To do | Work out how many lines of the data hold the string "PhPPs", and reply with that number alone.

Input rows |
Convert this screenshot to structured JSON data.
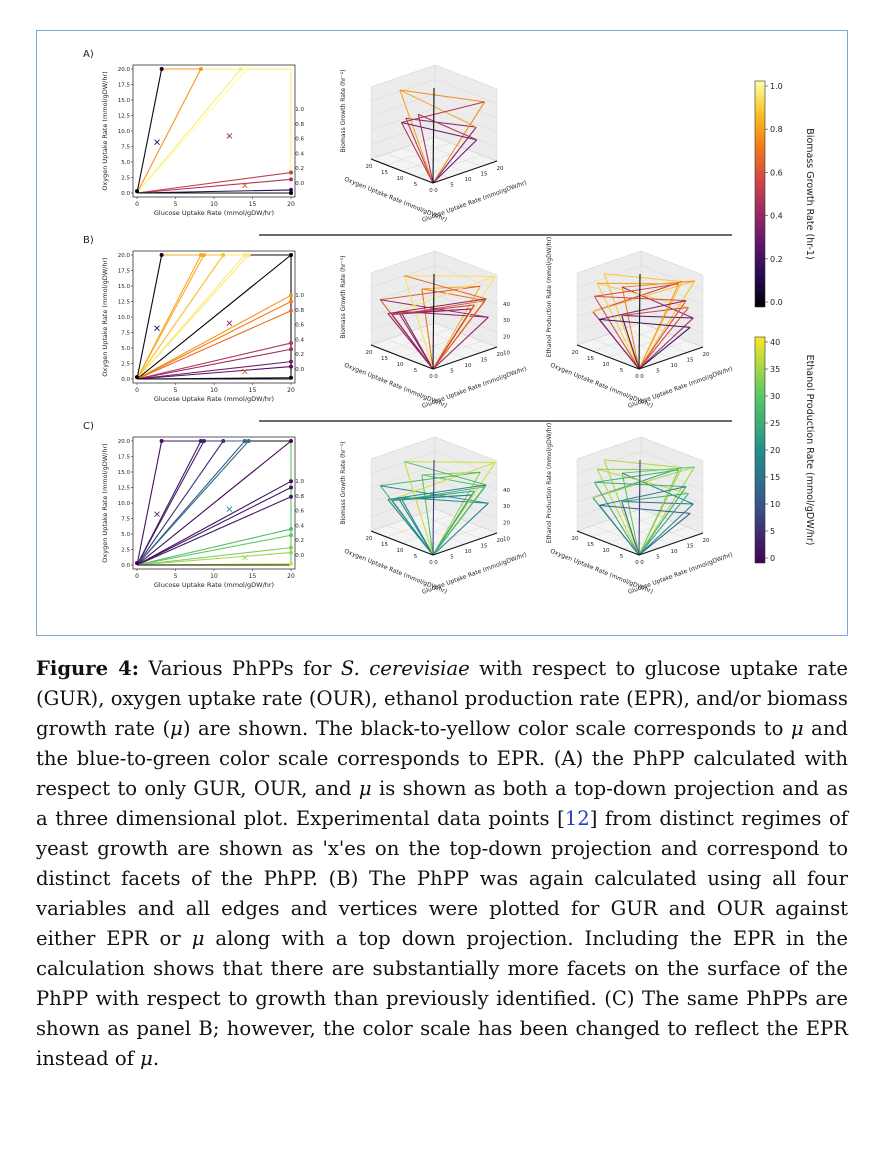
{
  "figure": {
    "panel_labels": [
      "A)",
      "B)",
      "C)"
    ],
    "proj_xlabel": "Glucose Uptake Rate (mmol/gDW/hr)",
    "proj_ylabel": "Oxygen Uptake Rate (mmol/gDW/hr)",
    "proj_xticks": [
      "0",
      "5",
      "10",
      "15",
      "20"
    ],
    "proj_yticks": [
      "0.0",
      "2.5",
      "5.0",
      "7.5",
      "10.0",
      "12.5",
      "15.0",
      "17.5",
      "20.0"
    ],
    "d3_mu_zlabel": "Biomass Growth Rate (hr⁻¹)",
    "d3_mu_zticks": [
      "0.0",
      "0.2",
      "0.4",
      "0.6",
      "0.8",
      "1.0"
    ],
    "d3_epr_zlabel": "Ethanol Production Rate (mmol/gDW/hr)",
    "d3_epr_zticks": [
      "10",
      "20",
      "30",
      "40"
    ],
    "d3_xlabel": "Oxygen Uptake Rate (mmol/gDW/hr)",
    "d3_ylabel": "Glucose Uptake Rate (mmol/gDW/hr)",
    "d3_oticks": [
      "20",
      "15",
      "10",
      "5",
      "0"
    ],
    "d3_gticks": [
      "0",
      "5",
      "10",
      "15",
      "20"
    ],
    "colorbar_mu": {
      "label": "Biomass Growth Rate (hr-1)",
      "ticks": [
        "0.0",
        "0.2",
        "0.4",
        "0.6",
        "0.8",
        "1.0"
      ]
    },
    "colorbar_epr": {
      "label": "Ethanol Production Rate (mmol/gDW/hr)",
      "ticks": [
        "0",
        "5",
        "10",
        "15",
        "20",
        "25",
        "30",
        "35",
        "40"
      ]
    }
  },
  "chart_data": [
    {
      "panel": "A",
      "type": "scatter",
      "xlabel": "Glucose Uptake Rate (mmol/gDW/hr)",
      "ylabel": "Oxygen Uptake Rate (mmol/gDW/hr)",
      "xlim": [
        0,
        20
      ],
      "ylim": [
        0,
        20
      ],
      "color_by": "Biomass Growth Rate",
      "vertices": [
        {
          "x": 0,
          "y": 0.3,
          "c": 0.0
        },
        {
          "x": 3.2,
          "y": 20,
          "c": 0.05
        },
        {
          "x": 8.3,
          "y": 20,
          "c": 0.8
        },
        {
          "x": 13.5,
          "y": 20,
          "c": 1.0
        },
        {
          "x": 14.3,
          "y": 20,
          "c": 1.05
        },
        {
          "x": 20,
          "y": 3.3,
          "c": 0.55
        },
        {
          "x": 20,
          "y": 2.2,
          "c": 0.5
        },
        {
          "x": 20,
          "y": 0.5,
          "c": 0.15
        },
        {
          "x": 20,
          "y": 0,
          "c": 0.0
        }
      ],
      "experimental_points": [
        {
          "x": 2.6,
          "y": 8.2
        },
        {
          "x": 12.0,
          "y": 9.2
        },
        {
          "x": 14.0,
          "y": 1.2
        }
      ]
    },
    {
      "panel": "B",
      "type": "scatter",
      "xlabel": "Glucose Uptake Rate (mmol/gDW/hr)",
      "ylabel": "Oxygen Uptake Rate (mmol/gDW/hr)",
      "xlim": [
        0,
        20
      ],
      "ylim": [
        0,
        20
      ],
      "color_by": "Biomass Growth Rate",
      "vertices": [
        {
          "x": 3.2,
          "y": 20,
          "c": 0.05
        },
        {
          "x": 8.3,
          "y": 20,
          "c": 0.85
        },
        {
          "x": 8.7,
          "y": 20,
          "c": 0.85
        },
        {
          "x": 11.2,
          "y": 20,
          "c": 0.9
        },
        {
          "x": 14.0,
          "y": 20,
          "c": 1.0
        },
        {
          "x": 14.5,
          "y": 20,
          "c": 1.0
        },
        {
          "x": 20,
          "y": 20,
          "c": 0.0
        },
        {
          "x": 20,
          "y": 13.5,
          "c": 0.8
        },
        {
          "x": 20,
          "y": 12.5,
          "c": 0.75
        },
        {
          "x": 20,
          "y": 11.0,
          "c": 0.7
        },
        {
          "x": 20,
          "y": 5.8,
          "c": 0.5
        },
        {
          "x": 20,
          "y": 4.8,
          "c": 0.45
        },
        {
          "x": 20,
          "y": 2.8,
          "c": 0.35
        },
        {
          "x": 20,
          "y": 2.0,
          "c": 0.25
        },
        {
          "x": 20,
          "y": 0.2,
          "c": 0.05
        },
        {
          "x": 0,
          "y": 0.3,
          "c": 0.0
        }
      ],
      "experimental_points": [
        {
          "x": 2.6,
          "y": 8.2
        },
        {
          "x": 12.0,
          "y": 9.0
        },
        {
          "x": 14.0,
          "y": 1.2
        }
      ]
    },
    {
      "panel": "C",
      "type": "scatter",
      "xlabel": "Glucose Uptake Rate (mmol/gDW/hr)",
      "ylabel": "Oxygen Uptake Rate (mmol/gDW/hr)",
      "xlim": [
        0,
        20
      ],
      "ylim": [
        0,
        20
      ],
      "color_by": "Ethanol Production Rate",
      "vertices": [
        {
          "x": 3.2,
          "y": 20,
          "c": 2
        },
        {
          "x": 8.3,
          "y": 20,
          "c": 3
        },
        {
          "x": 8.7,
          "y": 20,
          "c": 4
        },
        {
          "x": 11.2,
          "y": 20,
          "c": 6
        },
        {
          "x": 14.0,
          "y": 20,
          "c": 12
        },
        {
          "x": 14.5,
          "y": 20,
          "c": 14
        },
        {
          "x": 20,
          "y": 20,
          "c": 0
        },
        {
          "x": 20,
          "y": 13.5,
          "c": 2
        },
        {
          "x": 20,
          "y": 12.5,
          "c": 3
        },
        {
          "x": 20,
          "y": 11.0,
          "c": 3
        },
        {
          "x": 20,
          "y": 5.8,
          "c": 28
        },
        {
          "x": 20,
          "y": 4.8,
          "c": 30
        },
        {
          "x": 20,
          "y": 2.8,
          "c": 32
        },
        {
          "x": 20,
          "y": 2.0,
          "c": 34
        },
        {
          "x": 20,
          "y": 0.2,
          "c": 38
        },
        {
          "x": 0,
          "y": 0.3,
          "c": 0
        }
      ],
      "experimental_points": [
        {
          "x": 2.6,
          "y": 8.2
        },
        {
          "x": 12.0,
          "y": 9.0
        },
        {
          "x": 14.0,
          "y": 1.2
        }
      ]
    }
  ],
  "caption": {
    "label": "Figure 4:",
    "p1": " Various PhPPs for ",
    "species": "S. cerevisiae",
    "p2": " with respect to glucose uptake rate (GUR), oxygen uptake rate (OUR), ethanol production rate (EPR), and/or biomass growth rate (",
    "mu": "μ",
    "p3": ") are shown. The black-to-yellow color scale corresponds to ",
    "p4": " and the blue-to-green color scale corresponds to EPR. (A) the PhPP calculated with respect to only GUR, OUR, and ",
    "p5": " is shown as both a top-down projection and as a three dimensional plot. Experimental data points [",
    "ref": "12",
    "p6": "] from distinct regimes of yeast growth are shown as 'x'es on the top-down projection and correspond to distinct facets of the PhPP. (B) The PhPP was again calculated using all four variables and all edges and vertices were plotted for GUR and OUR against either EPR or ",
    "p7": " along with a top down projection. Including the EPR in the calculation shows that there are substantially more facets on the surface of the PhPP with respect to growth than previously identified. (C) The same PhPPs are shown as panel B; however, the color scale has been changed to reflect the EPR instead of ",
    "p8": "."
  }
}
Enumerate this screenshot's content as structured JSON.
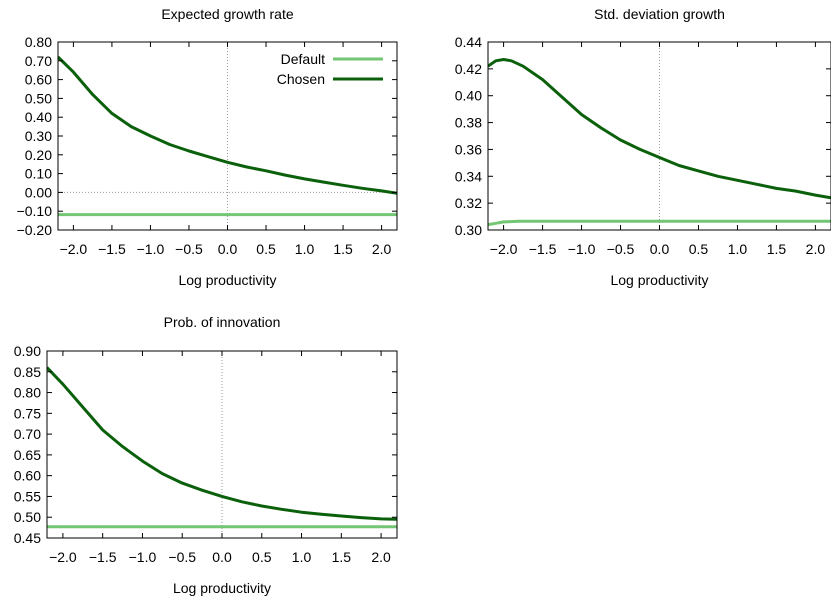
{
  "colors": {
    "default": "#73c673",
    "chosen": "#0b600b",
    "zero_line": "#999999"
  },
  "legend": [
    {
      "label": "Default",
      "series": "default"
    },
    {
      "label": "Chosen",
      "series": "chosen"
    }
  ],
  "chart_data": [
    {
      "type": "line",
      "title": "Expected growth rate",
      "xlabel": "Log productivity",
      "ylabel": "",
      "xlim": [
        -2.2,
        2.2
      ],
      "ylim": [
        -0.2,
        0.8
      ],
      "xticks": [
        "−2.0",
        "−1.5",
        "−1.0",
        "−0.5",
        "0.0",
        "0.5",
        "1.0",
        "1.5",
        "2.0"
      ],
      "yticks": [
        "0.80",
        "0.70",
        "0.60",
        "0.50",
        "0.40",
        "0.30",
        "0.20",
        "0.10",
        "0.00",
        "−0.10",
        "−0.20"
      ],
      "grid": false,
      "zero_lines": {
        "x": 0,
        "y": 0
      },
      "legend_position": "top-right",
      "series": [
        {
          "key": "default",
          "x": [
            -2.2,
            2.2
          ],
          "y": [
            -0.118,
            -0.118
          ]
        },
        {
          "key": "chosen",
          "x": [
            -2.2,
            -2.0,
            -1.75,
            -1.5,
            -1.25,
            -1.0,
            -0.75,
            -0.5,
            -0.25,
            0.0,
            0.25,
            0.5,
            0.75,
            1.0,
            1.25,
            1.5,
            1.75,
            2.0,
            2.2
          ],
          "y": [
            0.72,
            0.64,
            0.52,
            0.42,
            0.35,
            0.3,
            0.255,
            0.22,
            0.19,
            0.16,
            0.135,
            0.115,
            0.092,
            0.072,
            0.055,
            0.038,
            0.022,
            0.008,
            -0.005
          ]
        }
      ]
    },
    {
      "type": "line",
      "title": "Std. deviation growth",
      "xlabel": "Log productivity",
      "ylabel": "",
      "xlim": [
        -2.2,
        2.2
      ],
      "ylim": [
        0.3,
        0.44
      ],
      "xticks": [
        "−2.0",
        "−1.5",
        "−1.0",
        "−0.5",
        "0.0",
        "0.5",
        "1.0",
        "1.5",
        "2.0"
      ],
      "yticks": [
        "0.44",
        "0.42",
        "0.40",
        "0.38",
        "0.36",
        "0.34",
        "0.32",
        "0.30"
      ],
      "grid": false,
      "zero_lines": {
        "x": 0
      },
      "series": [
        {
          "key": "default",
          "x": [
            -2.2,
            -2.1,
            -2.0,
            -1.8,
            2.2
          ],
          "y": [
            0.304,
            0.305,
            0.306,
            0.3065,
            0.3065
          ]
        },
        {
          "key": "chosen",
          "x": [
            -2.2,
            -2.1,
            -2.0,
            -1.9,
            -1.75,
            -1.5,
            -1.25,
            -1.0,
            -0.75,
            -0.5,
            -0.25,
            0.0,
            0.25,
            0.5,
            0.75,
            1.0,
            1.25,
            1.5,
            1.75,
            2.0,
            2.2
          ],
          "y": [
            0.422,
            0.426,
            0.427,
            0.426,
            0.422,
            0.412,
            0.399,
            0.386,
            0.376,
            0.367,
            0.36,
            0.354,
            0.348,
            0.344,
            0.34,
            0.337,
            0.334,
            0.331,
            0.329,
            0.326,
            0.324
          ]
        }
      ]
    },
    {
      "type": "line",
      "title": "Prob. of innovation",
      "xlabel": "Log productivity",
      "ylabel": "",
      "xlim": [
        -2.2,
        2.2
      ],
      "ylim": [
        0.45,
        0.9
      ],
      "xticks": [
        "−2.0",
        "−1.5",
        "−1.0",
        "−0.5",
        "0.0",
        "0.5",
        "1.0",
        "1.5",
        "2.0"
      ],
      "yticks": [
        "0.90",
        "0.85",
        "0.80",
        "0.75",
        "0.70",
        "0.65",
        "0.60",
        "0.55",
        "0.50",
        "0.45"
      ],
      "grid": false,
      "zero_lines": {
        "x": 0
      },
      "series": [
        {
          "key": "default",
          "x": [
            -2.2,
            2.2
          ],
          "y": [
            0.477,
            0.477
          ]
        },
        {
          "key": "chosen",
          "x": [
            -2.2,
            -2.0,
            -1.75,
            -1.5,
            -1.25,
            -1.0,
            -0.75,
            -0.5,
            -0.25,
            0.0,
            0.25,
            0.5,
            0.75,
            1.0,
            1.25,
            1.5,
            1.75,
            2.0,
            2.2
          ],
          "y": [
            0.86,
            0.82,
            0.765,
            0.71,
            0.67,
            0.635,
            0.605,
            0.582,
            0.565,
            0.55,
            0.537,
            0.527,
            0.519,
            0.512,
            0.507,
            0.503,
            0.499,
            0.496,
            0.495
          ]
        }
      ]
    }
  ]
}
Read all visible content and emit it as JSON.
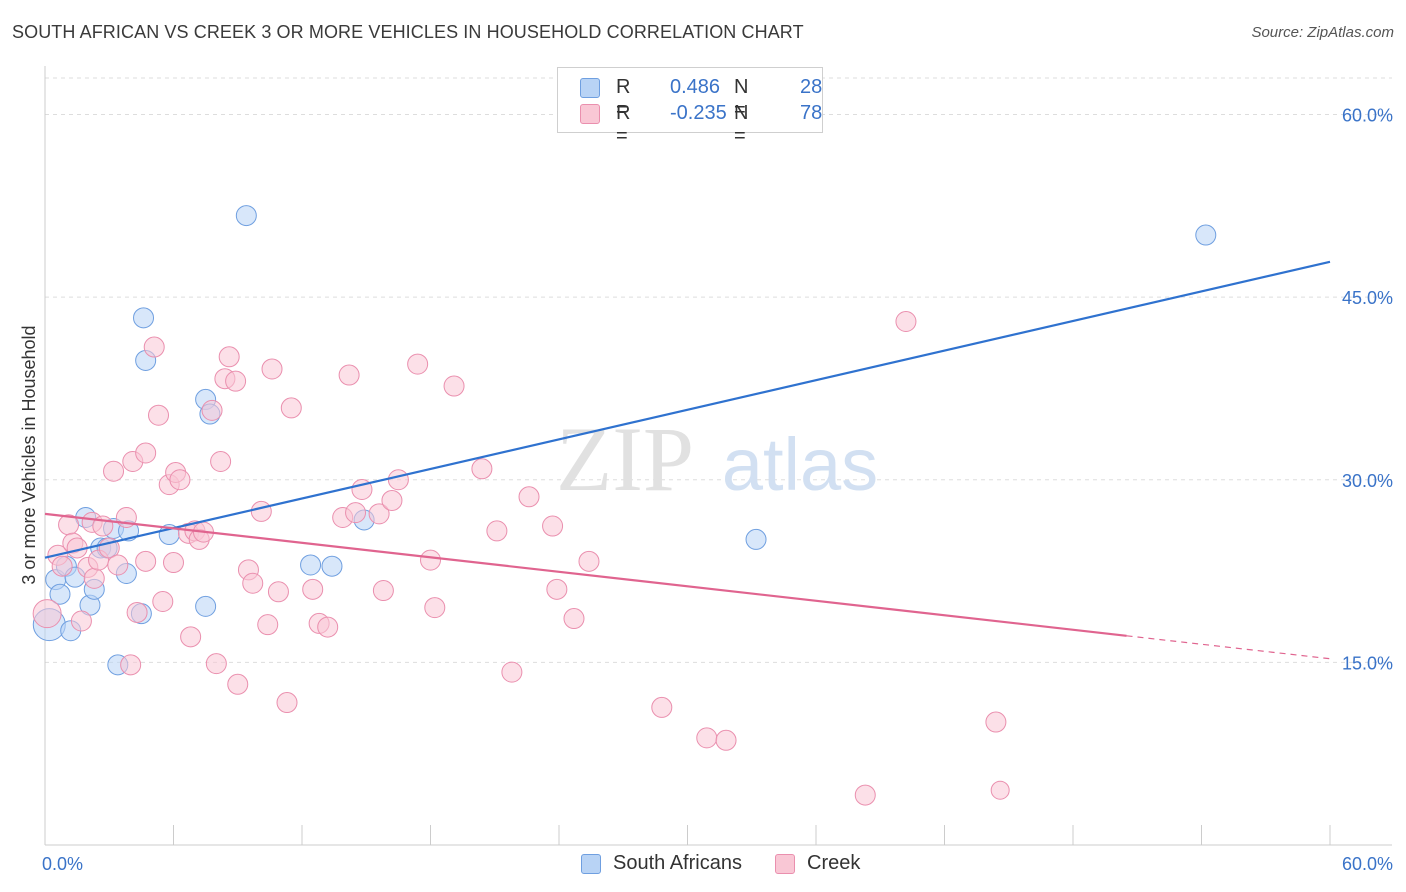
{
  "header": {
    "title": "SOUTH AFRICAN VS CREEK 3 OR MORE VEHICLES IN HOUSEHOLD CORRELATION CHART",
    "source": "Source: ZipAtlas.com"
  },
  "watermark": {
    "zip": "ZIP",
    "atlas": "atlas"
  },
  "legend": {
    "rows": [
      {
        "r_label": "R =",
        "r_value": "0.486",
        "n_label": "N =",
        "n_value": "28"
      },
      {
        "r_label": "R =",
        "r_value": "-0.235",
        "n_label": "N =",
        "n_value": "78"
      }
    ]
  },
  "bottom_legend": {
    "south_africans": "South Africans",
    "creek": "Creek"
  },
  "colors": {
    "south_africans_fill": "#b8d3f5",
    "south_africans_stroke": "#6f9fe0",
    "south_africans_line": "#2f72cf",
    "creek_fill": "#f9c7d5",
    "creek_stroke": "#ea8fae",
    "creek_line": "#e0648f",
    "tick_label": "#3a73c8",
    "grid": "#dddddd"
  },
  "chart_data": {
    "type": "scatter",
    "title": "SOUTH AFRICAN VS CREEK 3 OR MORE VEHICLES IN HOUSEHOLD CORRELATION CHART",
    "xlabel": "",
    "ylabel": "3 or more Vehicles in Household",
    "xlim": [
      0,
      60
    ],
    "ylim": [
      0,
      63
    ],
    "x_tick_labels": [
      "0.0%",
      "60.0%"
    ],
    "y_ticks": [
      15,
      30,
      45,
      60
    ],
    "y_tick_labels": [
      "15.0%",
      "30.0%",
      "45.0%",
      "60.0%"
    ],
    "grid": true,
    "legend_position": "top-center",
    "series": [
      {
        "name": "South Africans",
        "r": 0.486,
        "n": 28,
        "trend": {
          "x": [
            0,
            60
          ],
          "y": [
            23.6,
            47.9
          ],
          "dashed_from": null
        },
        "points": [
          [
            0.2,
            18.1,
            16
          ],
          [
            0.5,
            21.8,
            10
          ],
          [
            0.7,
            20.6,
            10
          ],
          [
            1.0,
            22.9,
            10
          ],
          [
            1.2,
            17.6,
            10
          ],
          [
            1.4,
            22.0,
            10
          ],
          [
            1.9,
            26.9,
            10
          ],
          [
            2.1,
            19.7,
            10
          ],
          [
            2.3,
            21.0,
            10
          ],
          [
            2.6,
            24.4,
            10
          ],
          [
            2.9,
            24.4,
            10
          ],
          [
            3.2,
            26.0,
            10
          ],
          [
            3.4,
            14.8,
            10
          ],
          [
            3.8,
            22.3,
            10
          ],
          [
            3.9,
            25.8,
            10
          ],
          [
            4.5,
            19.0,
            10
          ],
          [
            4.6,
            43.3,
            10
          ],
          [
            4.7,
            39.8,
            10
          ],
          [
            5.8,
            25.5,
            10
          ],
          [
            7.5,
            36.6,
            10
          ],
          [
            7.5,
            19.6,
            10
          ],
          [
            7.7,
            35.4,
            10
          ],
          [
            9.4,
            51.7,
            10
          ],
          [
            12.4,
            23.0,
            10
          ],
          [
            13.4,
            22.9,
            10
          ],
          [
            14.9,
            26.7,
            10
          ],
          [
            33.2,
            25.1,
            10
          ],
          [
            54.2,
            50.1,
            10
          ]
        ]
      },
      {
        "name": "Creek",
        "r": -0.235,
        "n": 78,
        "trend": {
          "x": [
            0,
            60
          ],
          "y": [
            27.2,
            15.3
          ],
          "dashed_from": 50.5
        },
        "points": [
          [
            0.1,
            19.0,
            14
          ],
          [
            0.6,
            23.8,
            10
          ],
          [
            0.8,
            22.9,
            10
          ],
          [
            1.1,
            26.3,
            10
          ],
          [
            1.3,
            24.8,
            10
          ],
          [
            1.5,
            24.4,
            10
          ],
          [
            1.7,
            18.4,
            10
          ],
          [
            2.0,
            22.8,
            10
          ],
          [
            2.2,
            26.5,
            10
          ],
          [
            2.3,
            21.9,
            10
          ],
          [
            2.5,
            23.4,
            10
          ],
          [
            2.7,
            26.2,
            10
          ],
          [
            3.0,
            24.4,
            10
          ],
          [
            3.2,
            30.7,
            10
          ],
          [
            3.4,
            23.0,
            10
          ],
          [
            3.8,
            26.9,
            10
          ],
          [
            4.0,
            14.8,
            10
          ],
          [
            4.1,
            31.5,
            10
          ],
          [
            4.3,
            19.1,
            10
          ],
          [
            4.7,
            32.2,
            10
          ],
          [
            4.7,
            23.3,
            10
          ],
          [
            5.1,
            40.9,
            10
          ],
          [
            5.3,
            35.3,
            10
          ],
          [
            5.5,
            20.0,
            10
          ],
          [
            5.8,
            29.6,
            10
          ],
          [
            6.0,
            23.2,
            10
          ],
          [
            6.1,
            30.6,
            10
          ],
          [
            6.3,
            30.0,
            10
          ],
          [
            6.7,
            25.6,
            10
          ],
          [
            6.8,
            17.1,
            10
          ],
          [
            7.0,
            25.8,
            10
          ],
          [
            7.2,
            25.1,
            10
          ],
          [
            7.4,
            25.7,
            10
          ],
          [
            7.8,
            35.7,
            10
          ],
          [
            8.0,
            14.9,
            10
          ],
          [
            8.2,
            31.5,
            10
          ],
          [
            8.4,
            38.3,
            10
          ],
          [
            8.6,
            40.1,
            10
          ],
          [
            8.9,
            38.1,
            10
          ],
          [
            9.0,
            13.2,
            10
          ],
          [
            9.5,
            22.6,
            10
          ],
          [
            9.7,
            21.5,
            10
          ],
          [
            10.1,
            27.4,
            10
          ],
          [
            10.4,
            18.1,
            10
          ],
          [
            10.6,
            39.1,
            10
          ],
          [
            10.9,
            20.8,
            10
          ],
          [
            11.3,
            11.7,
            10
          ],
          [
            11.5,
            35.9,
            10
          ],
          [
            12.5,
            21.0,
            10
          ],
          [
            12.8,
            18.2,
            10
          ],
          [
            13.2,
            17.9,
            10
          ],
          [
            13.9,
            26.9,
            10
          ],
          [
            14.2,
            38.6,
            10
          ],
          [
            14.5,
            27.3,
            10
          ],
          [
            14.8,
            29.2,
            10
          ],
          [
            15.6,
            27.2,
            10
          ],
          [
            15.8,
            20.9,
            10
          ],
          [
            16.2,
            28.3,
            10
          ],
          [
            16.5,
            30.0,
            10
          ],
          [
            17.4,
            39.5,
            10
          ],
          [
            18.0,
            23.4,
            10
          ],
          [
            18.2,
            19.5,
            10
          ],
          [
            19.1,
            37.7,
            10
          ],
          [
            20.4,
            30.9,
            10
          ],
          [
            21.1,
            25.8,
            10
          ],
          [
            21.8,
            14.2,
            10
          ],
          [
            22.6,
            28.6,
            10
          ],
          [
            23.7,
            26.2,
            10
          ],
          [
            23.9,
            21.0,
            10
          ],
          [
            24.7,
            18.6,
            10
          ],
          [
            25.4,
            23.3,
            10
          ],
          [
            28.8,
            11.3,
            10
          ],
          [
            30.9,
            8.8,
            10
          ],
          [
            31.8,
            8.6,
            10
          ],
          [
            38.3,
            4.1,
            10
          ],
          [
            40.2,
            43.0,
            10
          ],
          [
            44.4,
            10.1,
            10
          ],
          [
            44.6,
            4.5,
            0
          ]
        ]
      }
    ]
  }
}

Finished exercise | 2